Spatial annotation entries
*-*-*

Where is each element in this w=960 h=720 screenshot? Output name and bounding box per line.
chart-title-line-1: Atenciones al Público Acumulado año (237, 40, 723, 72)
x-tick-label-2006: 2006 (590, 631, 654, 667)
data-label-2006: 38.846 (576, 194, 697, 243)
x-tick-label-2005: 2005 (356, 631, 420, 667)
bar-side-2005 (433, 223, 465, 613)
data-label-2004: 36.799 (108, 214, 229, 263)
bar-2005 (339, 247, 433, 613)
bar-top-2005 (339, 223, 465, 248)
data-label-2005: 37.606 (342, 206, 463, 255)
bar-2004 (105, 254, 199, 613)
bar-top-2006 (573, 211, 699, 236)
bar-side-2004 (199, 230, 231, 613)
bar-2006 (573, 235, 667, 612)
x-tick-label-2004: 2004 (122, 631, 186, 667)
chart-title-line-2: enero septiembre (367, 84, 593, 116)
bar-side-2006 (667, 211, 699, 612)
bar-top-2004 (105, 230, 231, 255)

*-*-*

Task objective
Copy the lines of the material above from the first one through the line holding "bar-2006 (573, 235, 667, 612)", inclusive.

Written solution
Where is each element in this w=960 h=720 screenshot? Output name and bounding box per line.
chart-title-line-1: Atenciones al Público Acumulado año (237, 40, 723, 72)
x-tick-label-2006: 2006 (590, 631, 654, 667)
data-label-2006: 38.846 (576, 194, 697, 243)
x-tick-label-2005: 2005 (356, 631, 420, 667)
bar-side-2005 (433, 223, 465, 613)
data-label-2004: 36.799 (108, 214, 229, 263)
bar-2005 (339, 247, 433, 613)
bar-top-2005 (339, 223, 465, 248)
data-label-2005: 37.606 (342, 206, 463, 255)
bar-2004 (105, 254, 199, 613)
bar-top-2006 (573, 211, 699, 236)
bar-side-2004 (199, 230, 231, 613)
bar-2006 (573, 235, 667, 612)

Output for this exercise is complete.